** start of Text provided **

Arrange for a kind of non-local exit called an escape. For C-ers, the escape expression is a generalization of break, continue, return and setjmp/longjmp. For Schemers, this is like a dynamic-extent call/cc, except that any finally clauses of intervening try-finally expressions are executed on the way out. It creates an ejector function, binds it to pattern, and evaluates the contained eExpr. If the ejector function is called during execution of the contained expression, the stack is unwound to the escape expression, and the escape expression as a whole succeeds, evaluating to the ejector function's argument. Otherwise, the escape expression evaluates to the outcome of the contained expression.

BNF:	"escape" pattern "{" eExpr "}"
XML DTD:	<!ELEMENT escapeExpr (%pattern;, %eExpr;)>
Java:
Example:	escape __break { ... if (flag) { break value } }
in Kernel-E:	escape __break :any { ... if (flag) { __break.run(value) } else { null } }
in XML:	<escapeExpr> <finalPattern> <Noun>__break</Noun> <Noun>any</Noun> </finalPattern> <seqExpr> ... <ifExpr> <Noun>flag</Noun> <callExpr verb="run"/> <Noun>__break</Noun> <Verb>run</Verb> <Noun>value</Noun> </callExpr> <Noun>null</Noun> </ifExpr> </seqExpr> </escapeExpr>
in Java:	Object result_8; final Object __break = new Ejector(); try { ... if (E.toBoolean(flag)) { E.call(__break, "run", value); } } catch (Throwable th) { result_8 = __break.result(th); } finally { __break.disable(); }

When the escape expression is evaluated, it will first generate a new primitive ejector function. The escape expression will then match the only reference to this ejector against the pattern. If this match fails or escapes, then the ejector is disabled and the same non-local exit happens as if the corresponding "def pattern := ejector" had exited non-locally instead.

(By "ejector function", we mean that an ejector is an object whose major behaviors are defined by its "run" methods. An ejector has both zero-argument and one-argument "run" methods. When we refer to "calling the ejector function", we mean specifically calling it as a function, ie, invoking its one of its "run" methods.)

If the match succeeds, then the contained expression is evaluated. If, during this evaluation, the run/0 or run/1 method of the ejector is called, then a non-local exit is initiated, which we call an escape. The other form of non-local exit in E is the failure, caused by throwing a problem. Note that try-finally expressions may intervene and substitute a different non-local exit (ie, a finally-clause which fails, or escapes using a different ejector function) In this case, the ejector remains valid and we continue processing as if we simply had an instance of the substituted non-local exit.

The contained expression may then exit in one of three ways:

• A successful completion. In this case, the value of the escape expression is the value of the contained expression.
• An escape using the ejector created by this escape expression. If run/1 is called, then the escape expression evaluates normally to the argument of the run message. If run/0 is called, then the escape expression evaluates normally to null. Ie, "run()" is equivalent to "run(null)".
• Any other non-local exit (whether it is an escape or a failure, and whether or not a substitution for an ejection using our ejector). The escape expression as a whole performs the same non-local exit.

** end of Text provided **
** start of Excerpted records **

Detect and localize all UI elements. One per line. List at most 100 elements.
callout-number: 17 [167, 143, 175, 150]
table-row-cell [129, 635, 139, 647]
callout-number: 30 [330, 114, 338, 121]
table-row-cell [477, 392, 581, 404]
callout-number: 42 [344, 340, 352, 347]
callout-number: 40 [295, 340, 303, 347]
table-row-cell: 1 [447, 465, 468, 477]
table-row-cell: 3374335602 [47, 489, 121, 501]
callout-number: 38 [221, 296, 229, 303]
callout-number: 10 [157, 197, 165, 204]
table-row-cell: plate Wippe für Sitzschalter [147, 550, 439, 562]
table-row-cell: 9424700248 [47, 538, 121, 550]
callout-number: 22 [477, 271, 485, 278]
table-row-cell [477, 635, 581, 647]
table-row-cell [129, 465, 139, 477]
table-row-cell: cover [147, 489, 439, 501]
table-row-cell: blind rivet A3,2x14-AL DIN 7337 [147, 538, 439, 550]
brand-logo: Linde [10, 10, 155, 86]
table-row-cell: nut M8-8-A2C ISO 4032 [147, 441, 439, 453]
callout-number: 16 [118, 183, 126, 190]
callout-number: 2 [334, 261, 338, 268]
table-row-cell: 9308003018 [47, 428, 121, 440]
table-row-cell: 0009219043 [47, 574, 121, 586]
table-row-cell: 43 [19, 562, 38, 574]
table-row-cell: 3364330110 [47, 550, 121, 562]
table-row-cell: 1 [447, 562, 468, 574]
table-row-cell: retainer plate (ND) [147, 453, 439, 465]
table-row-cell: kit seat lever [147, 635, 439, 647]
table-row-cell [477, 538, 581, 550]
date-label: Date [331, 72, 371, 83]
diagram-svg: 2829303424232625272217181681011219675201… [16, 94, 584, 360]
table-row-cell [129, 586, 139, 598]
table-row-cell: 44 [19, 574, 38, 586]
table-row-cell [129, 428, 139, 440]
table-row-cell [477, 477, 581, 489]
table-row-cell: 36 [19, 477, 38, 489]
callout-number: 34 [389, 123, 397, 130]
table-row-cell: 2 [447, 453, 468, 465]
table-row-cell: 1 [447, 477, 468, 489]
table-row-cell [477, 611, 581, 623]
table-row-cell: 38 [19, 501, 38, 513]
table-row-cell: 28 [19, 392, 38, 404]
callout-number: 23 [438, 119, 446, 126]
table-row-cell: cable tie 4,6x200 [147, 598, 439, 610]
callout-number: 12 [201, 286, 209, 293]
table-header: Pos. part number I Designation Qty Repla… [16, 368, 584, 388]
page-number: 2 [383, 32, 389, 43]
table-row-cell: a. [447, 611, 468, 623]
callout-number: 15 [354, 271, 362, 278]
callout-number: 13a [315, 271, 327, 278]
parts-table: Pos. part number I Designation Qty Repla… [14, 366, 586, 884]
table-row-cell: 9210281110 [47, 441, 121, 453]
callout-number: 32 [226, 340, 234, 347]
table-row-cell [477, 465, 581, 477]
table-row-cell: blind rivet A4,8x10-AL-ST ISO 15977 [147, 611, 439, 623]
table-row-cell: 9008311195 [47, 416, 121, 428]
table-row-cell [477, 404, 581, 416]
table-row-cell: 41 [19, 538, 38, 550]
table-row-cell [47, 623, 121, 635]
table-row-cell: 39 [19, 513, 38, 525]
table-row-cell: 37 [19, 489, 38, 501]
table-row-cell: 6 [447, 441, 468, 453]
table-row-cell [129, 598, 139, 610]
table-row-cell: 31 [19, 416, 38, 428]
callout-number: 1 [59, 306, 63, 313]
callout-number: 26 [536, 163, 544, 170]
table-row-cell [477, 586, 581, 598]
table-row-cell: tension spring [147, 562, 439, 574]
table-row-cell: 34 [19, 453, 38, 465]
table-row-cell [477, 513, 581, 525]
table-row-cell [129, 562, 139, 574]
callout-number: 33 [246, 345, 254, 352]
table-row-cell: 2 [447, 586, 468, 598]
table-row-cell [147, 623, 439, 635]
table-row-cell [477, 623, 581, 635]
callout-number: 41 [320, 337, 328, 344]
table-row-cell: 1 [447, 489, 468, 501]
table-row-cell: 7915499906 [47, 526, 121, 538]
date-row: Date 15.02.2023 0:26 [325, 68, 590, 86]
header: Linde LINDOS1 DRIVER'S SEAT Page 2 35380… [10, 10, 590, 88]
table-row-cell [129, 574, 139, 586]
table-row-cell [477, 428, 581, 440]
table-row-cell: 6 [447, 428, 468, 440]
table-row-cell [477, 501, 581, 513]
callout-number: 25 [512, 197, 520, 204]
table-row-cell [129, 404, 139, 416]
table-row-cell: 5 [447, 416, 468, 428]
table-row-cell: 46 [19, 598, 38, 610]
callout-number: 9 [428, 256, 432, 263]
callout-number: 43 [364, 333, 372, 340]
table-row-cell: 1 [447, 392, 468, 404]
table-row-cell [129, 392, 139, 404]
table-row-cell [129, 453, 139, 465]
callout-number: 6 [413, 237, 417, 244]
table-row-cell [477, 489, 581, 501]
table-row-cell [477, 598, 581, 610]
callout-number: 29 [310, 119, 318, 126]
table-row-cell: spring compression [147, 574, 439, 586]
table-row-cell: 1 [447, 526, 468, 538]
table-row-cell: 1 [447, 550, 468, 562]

** end of Excerpted records **

■ Problems
- 1) Can you quote the records word for word, starting at their first line and going on through the line with "table-row-cell: 3374335602 [47, 489, 121, 501]"?
- 2) Can you continue the text on the escape expression from the point where it stops?
The records have no connection to the text on the escape expression.

■ Responses per task
- 1)
Detect and localize all UI elements. One per line. List at most 100 elements.
callout-number: 17 [167, 143, 175, 150]
table-row-cell [129, 635, 139, 647]
callout-number: 30 [330, 114, 338, 121]
table-row-cell [477, 392, 581, 404]
callout-number: 42 [344, 340, 352, 347]
callout-number: 40 [295, 340, 303, 347]
table-row-cell: 1 [447, 465, 468, 477]
table-row-cell: 3374335602 [47, 489, 121, 501]

- 2)
In all cases, the ejector is disabled when the escape expression exits. Once an ejector is disabled, it is forever disabled, and the run methods on a disabled ejector will simply throw an informative (XXX to be specified) exception. It should not be possible for an ejection with ejector x to happen unless the escape expression that created x is higher on the call stack. In particular, it should not be possible for the top-level expression of a turn to exit with an ejection.

The escape expression is all in one scope box, so the variables defined in the pattern are visible in the contained expression, but no variables defined in the escape expression are visible it the succeeding scope.

Examples

The Simple Case

This is the basic example, showing that "escape" binds the variable "x" to an ejector function. The variable name "x" is visible from its defining occurence left-to-right until the end of the escape expression that defines it -- normal lexical scoping. Like all variables in E, "x" is a normal lexical variable. Like all values in E, the ejector is first-class. Therefore, "x" can be passed, returned, captured in closures, stored in data structures, etc. However, the ejector "x" is bound to is only enabled during the execution of this same escape expression -- meaning its special power is only of dynamic extent. Afterwards, it is disabled.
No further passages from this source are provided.